WHAT IS REQUIRED - Select the lines that hold the word "Townhomes" and copy each one.

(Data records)
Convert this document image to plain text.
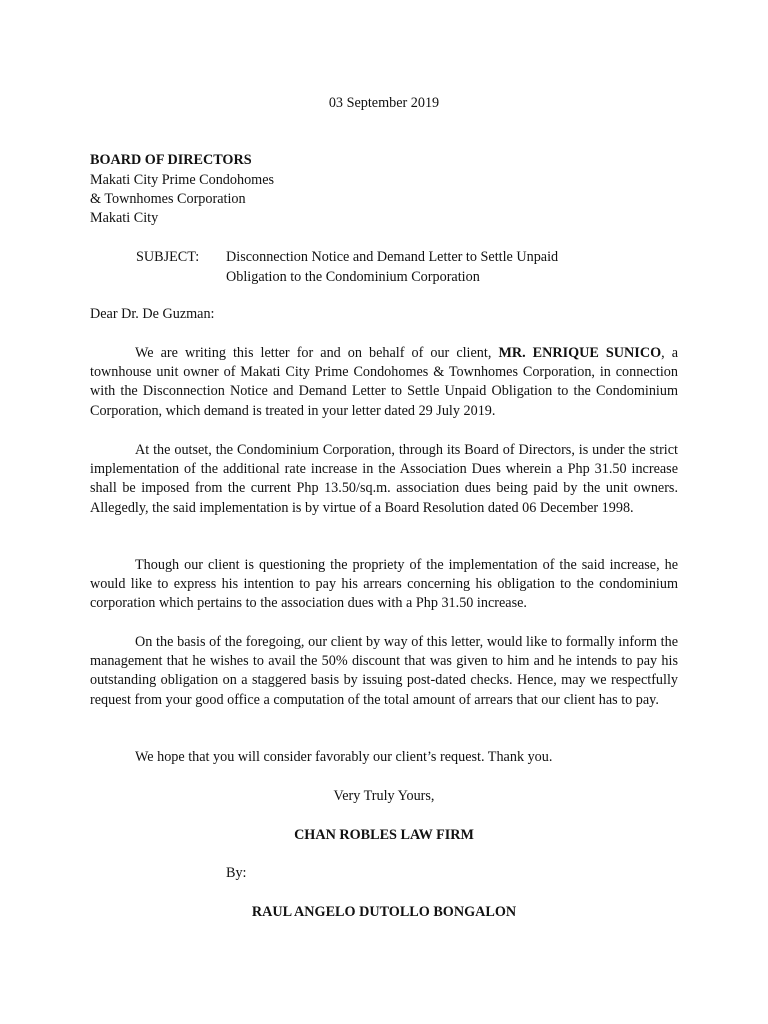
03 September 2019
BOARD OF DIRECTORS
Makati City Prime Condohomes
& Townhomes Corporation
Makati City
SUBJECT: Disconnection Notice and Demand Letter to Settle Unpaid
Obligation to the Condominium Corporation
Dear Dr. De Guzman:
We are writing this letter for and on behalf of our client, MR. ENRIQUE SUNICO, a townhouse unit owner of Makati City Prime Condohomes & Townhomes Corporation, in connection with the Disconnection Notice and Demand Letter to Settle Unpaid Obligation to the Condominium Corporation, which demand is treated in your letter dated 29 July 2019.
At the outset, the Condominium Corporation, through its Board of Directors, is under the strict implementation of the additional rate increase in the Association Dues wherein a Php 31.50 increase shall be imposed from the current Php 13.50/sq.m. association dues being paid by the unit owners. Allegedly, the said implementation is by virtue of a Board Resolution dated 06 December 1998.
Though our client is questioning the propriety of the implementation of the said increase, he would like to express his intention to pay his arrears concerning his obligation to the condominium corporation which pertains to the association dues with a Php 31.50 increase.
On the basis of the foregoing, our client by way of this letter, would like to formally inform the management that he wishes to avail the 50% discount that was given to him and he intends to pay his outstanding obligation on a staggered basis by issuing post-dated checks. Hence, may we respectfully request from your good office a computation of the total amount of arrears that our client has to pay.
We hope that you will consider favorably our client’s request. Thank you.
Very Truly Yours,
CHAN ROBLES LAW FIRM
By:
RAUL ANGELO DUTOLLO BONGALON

RESPONSE -
& Townhomes Corporation
We are writing this letter for and on behalf of our client, MR. ENRIQUE SUNICO, a townhouse unit owner of Makati City Prime Condohomes & Townhomes Corporation, in connection with the Disconnection Notice and Demand Letter to Settle Unpaid Obligation to the Condominium Corporation, which demand is treated in your letter dated 29 July 2019.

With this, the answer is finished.